# [Task]
Please write out the listing again, keeping every character the same.
──────────────────────────────
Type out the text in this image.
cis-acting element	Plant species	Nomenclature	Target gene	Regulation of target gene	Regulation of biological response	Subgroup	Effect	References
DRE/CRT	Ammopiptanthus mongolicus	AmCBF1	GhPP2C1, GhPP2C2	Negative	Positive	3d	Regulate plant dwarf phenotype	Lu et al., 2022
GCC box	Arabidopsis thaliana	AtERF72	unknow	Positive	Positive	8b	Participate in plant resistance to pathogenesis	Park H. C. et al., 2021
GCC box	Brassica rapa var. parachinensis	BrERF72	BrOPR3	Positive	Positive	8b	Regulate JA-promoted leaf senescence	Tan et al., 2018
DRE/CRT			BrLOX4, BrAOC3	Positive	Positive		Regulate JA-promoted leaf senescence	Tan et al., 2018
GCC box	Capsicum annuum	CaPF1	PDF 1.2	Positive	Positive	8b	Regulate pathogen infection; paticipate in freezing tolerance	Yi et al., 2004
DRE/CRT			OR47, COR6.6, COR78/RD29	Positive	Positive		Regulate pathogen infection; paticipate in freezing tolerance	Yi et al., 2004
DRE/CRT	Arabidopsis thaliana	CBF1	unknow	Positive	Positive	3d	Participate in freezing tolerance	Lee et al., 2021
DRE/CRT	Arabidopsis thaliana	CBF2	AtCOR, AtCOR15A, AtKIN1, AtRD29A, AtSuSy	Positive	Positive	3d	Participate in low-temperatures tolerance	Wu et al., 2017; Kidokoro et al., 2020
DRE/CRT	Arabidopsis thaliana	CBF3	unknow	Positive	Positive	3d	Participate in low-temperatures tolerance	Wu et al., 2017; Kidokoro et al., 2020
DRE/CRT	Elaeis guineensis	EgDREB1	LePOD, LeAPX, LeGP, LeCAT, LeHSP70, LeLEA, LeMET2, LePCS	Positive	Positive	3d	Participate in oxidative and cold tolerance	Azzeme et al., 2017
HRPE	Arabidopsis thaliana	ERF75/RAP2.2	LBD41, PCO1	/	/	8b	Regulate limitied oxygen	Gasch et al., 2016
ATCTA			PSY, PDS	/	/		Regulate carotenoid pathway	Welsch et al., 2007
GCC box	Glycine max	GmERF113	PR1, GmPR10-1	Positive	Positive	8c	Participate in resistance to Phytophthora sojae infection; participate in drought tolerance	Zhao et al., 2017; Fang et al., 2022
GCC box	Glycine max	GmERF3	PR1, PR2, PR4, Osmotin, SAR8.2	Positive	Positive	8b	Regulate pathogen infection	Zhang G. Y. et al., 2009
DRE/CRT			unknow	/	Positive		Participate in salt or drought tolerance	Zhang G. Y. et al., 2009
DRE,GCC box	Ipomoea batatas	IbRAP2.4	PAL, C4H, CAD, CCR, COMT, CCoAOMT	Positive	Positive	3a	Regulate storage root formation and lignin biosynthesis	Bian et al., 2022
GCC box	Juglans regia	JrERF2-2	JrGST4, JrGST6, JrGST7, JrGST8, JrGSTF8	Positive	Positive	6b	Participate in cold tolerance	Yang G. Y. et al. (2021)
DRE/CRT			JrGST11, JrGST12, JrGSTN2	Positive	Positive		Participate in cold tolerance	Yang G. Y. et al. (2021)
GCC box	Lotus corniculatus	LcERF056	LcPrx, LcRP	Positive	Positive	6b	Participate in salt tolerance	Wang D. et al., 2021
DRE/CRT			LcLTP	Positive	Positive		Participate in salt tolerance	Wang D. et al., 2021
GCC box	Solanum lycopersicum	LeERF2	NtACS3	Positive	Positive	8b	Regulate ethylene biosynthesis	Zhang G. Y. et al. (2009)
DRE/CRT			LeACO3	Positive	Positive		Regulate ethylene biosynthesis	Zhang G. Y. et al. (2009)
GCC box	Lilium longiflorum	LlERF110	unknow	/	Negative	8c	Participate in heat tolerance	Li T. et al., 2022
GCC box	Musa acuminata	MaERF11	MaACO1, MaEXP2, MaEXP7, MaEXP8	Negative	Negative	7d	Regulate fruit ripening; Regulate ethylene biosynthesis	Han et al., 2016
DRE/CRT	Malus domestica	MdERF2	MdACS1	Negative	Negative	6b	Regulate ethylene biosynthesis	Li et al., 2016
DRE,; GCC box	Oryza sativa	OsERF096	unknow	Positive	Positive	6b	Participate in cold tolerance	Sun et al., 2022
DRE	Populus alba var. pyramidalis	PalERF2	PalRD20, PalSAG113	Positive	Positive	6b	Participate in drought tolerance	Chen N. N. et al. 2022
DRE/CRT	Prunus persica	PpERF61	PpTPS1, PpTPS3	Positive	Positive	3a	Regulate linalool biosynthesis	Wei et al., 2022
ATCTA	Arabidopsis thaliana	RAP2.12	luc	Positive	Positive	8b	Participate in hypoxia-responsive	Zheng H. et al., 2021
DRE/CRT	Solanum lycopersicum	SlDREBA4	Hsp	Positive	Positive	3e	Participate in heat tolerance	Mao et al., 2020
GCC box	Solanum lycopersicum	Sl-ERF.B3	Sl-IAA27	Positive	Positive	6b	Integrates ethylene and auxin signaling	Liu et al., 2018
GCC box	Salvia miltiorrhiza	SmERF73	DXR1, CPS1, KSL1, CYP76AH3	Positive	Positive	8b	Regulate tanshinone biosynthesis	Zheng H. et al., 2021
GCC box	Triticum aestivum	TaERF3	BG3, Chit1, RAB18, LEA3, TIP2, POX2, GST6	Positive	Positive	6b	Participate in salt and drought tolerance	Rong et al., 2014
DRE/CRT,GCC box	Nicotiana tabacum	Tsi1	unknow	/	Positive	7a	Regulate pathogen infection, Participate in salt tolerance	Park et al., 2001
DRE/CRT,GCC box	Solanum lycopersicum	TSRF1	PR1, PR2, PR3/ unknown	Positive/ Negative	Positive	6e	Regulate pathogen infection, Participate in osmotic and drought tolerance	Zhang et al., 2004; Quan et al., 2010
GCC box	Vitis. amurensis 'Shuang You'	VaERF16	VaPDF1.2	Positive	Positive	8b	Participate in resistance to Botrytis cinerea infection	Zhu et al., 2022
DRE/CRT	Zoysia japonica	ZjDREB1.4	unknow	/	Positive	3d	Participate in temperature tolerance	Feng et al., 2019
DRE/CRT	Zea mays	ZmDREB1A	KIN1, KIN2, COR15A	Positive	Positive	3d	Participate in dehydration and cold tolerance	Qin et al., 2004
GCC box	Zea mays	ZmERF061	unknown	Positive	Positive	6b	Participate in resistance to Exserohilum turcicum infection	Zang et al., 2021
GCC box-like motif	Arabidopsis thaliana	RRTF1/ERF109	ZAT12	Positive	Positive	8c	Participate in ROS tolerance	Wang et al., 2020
──────────────────────────────
# [Task output]
Type out the text in this image.
cis-acting element	Plant species	Nomenclature	Target gene	Regulation of target gene	Regulation of biological response	Subgroup	Effect	References
DRE/CRT	Ammopiptanthus mongolicus	AmCBF1	GhPP2C1, GhPP2C2	Negative	Positive	3d	Regulate plant dwarf phenotype	Lu et al., 2022
GCC box	Arabidopsis thaliana	AtERF72	unknow	Positive	Positive	8b	Participate in plant resistance to pathogenesis	Park H. C. et al., 2021
GCC box	Brassica rapa var. parachinensis	BrERF72	BrOPR3	Positive	Positive	8b	Regulate JA-promoted leaf senescence	Tan et al., 2018
DRE/CRT			BrLOX4, BrAOC3	Positive	Positive		Regulate JA-promoted leaf senescence	Tan et al., 2018
GCC box	Capsicum annuum	CaPF1	PDF 1.2	Positive	Positive	8b	Regulate pathogen infection; paticipate in freezing tolerance	Yi et al., 2004
DRE/CRT			OR47, COR6.6, COR78/RD29	Positive	Positive		Regulate pathogen infection; paticipate in freezing tolerance	Yi et al., 2004
DRE/CRT	Arabidopsis thaliana	CBF1	unknow	Positive	Positive	3d	Participate in freezing tolerance	Lee et al., 2021
DRE/CRT	Arabidopsis thaliana	CBF2	AtCOR, AtCOR15A, AtKIN1, AtRD29A, AtSuSy	Positive	Positive	3d	Participate in low-temperatures tolerance	Wu et al., 2017; Kidokoro et al., 2020
DRE/CRT	Arabidopsis thaliana	CBF3	unknow	Positive	Positive	3d	Participate in low-temperatures tolerance	Wu et al., 2017; Kidokoro et al., 2020
DRE/CRT	Elaeis guineensis	EgDREB1	LePOD, LeAPX, LeGP, LeCAT, LeHSP70, LeLEA, LeMET2, LePCS	Positive	Positive	3d	Participate in oxidative and cold tolerance	Azzeme et al., 2017
HRPE	Arabidopsis thaliana	ERF75/RAP2.2	LBD41, PCO1	/	/	8b	Regulate limitied oxygen	Gasch et al., 2016
ATCTA			PSY, PDS	/	/		Regulate carotenoid pathway	Welsch et al., 2007
GCC box	Glycine max	GmERF113	PR1, GmPR10-1	Positive	Positive	8c	Participate in resistance to Phytophthora sojae infection; participate in drought tolerance	Zhao et al., 2017; Fang et al., 2022
GCC box	Glycine max	GmERF3	PR1, PR2, PR4, Osmotin, SAR8.2	Positive	Positive	8b	Regulate pathogen infection	Zhang G. Y. et al., 2009
DRE/CRT			unknow	/	Positive		Participate in salt or drought tolerance	Zhang G. Y. et al., 2009
DRE,GCC box	Ipomoea batatas	IbRAP2.4	PAL, C4H, CAD, CCR, COMT, CCoAOMT	Positive	Positive	3a	Regulate storage root formation and lignin biosynthesis	Bian et al., 2022
GCC box	Juglans regia	JrERF2-2	JrGST4, JrGST6, JrGST7, JrGST8, JrGSTF8	Positive	Positive	6b	Participate in cold tolerance	Yang G. Y. et al. (2021)
DRE/CRT			JrGST11, JrGST12, JrGSTN2	Positive	Positive		Participate in cold tolerance	Yang G. Y. et al. (2021)
GCC box	Lotus corniculatus	LcERF056	LcPrx, LcRP	Positive	Positive	6b	Participate in salt tolerance	Wang D. et al., 2021
DRE/CRT			LcLTP	Positive	Positive		Participate in salt tolerance	Wang D. et al., 2021
GCC box	Solanum lycopersicum	LeERF2	NtACS3	Positive	Positive	8b	Regulate ethylene biosynthesis	Zhang G. Y. et al. (2009)
DRE/CRT			LeACO3	Positive	Positive		Regulate ethylene biosynthesis	Zhang G. Y. et al. (2009)
GCC box	Lilium longiflorum	LlERF110	unknow	/	Negative	8c	Participate in heat tolerance	Li T. et al., 2022
GCC box	Musa acuminata	MaERF11	MaACO1, MaEXP2, MaEXP7, MaEXP8	Negative	Negative	7d	Regulate fruit ripening; Regulate ethylene biosynthesis	Han et al., 2016
DRE/CRT	Malus domestica	MdERF2	MdACS1	Negative	Negative	6b	Regulate ethylene biosynthesis	Li et al., 2016
DRE,; GCC box	Oryza sativa	OsERF096	unknow	Positive	Positive	6b	Participate in cold tolerance	Sun et al., 2022
DRE	Populus alba var. pyramidalis	PalERF2	PalRD20, PalSAG113	Positive	Positive	6b	Participate in drought tolerance	Chen N. N. et al. 2022
DRE/CRT	Prunus persica	PpERF61	PpTPS1, PpTPS3	Positive	Positive	3a	Regulate linalool biosynthesis	Wei et al., 2022
ATCTA	Arabidopsis thaliana	RAP2.12	luc	Positive	Positive	8b	Participate in hypoxia-responsive	Zheng H. et al., 2021
DRE/CRT	Solanum lycopersicum	SlDREBA4	Hsp	Positive	Positive	3e	Participate in heat tolerance	Mao et al., 2020
GCC box	Solanum lycopersicum	Sl-ERF.B3	Sl-IAA27	Positive	Positive	6b	Integrates ethylene and auxin signaling	Liu et al., 2018
GCC box	Salvia miltiorrhiza	SmERF73	DXR1, CPS1, KSL1, CYP76AH3	Positive	Positive	8b	Regulate tanshinone biosynthesis	Zheng H. et al., 2021
GCC box	Triticum aestivum	TaERF3	BG3, Chit1, RAB18, LEA3, TIP2, POX2, GST6	Positive	Positive	6b	Participate in salt and drought tolerance	Rong et al., 2014
DRE/CRT,GCC box	Nicotiana tabacum	Tsi1	unknow	/	Positive	7a	Regulate pathogen infection, Participate in salt tolerance	Park et al., 2001
DRE/CRT,GCC box	Solanum lycopersicum	TSRF1	PR1, PR2, PR3/ unknown	Positive/ Negative	Positive	6e	Regulate pathogen infection, Participate in osmotic and drought tolerance	Zhang et al., 2004; Quan et al., 2010
GCC box	Vitis. amurensis 'Shuang You'	VaERF16	VaPDF1.2	Positive	Positive	8b	Participate in resistance to Botrytis cinerea infection	Zhu et al., 2022
DRE/CRT	Zoysia japonica	ZjDREB1.4	unknow	/	Positive	3d	Participate in temperature tolerance	Feng et al., 2019
DRE/CRT	Zea mays	ZmDREB1A	KIN1, KIN2, COR15A	Positive	Positive	3d	Participate in dehydration and cold tolerance	Qin et al., 2004
GCC box	Zea mays	ZmERF061	unknown	Positive	Positive	6b	Participate in resistance to Exserohilum turcicum infection	Zang et al., 2021
GCC box-like motif	Arabidopsis thaliana	RRTF1/ERF109	ZAT12	Positive	Positive	8c	Participate in ROS tolerance	Wang et al., 2020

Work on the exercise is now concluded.